> [Short task]:
Count the lines in the entries below that include the word "values". Give nothing but the number.

> [Data excerpts]:
===
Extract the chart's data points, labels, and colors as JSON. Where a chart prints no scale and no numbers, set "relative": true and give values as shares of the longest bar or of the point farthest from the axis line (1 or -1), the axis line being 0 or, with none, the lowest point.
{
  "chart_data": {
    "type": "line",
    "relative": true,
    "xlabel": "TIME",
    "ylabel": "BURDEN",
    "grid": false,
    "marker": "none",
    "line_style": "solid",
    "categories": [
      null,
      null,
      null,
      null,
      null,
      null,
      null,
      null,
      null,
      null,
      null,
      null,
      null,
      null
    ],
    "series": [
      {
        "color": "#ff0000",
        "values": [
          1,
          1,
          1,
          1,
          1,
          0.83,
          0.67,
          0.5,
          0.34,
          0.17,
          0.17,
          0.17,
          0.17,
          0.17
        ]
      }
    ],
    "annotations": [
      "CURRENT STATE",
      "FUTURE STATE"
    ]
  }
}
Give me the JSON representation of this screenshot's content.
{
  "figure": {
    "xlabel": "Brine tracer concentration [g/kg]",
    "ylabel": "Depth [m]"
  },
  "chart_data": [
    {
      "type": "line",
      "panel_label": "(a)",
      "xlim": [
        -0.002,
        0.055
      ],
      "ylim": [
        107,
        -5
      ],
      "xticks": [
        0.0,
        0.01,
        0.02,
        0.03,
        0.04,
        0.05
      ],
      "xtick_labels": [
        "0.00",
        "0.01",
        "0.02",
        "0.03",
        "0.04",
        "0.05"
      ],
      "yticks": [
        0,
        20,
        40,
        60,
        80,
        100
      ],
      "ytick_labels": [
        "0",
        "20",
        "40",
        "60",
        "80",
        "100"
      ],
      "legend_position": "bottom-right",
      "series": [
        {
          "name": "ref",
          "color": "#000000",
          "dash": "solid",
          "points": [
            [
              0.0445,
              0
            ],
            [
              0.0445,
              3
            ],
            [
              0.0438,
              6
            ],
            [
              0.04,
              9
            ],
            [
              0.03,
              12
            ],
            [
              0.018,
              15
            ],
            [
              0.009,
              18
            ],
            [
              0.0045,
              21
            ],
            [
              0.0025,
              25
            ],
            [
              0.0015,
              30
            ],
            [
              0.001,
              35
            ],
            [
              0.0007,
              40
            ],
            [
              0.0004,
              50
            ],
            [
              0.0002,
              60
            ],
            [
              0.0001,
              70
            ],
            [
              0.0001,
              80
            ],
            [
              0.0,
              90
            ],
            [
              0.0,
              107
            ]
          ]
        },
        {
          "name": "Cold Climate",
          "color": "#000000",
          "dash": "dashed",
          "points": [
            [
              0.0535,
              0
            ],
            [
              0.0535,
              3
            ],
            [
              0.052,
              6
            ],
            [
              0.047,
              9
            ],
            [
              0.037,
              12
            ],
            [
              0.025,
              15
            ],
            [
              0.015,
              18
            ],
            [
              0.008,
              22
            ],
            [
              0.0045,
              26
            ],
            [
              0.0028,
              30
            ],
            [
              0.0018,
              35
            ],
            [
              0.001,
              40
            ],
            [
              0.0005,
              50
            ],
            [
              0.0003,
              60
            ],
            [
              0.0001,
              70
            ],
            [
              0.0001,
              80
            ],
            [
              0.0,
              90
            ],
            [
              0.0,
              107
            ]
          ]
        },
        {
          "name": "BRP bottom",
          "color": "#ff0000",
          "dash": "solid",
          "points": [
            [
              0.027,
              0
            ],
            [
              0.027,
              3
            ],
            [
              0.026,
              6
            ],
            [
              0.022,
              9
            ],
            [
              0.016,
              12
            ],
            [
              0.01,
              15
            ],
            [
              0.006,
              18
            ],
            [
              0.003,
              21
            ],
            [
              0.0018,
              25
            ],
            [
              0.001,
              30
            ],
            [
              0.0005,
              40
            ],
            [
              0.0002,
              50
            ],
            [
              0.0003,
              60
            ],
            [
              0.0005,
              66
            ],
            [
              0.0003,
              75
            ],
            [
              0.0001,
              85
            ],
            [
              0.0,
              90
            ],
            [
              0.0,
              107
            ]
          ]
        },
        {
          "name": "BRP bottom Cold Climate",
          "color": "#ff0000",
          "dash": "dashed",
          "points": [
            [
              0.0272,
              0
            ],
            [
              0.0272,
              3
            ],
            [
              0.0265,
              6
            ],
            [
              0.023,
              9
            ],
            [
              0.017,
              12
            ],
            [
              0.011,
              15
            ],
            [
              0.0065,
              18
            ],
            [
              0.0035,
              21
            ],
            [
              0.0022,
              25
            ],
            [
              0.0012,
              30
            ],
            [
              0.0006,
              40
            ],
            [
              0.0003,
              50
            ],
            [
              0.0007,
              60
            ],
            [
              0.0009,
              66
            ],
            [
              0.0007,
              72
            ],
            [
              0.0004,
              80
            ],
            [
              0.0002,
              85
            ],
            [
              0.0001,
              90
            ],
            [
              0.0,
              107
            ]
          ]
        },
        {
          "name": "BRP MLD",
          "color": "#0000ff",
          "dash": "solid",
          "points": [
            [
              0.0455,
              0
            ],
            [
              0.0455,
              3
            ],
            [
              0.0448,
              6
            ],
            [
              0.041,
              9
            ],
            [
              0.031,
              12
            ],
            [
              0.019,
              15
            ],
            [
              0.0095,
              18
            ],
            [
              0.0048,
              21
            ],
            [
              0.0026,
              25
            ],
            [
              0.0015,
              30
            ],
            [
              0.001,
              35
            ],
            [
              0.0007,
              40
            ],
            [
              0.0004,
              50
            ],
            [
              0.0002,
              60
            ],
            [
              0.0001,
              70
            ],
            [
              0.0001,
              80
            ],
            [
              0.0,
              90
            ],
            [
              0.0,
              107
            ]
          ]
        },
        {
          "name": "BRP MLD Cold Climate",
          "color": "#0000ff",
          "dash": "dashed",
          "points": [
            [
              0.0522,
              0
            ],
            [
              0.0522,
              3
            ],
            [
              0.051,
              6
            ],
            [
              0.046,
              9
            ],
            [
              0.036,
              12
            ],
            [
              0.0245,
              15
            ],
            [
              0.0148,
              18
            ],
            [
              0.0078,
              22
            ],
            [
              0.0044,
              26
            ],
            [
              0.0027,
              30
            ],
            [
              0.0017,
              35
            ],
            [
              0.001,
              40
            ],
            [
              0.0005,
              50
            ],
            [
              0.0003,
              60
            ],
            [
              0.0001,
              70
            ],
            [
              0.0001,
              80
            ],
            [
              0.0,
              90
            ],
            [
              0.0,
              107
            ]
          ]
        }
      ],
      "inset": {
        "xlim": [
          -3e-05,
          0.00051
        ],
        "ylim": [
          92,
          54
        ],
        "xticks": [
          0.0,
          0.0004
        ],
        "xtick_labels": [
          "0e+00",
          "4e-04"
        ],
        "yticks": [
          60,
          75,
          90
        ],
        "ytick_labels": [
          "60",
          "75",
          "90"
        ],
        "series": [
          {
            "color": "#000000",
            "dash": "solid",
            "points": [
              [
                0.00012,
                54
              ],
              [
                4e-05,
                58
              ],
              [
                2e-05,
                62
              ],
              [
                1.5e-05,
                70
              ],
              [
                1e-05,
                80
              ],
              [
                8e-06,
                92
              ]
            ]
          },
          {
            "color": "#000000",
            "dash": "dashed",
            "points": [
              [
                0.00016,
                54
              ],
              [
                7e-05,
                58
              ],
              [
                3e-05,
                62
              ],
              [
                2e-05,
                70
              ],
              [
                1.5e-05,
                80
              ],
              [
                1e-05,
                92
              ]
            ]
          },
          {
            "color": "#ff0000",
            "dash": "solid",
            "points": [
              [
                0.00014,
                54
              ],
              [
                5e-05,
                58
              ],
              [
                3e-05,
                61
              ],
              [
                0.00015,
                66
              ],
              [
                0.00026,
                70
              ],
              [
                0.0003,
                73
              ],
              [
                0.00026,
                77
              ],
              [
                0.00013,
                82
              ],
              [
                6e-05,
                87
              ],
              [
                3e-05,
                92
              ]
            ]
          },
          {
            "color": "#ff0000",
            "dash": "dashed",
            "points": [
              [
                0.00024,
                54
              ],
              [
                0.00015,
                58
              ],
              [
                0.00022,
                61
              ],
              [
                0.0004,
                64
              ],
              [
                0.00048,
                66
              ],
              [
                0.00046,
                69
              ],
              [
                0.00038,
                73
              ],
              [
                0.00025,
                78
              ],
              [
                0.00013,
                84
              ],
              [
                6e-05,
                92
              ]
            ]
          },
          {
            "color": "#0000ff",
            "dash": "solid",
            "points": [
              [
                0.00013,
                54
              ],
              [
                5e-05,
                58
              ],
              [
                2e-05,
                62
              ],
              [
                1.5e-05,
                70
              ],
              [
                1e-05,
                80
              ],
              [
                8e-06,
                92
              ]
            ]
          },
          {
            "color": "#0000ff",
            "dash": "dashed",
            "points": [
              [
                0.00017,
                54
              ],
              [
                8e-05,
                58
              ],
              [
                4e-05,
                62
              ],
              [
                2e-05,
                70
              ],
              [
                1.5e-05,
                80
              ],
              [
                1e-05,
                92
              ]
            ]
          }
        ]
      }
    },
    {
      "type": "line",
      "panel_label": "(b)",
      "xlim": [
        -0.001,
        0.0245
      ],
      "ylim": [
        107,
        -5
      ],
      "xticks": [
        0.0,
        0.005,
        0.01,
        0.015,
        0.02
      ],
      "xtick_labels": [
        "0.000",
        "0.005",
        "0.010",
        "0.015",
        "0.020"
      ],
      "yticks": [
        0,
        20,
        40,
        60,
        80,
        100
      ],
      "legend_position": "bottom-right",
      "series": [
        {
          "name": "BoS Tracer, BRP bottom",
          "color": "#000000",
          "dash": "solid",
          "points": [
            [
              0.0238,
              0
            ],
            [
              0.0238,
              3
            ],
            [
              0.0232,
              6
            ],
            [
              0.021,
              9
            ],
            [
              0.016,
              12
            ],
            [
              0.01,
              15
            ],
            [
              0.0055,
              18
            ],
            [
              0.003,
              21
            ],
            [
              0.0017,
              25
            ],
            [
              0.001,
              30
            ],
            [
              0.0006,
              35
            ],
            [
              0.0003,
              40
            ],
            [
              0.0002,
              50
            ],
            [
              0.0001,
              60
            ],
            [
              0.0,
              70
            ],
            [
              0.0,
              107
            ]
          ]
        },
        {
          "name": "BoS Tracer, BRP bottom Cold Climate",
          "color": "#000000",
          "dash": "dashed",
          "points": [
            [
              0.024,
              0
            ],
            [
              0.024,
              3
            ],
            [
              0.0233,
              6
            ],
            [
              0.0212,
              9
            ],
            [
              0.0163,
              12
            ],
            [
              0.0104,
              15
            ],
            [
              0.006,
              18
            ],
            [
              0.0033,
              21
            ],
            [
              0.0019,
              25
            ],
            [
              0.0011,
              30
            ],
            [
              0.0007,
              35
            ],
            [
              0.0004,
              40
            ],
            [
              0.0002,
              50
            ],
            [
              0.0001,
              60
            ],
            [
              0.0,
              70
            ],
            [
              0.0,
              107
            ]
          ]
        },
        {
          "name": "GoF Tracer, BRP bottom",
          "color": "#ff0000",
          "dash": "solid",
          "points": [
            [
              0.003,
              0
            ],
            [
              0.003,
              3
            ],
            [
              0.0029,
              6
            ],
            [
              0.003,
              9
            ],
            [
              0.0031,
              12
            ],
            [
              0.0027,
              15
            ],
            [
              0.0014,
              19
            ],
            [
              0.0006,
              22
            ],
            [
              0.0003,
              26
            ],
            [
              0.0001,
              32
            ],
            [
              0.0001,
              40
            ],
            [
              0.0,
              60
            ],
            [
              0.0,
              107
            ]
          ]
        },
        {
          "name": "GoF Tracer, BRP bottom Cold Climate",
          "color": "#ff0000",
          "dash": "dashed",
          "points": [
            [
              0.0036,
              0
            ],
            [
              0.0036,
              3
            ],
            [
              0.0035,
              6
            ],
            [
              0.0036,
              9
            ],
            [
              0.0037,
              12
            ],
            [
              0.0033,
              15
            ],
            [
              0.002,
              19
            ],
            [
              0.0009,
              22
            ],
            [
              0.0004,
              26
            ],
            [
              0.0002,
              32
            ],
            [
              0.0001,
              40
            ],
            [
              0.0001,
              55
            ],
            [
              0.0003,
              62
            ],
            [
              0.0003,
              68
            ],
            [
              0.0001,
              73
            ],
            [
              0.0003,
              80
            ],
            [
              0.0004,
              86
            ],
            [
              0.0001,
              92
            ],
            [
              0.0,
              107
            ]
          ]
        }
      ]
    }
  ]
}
===
> [Final result]:
2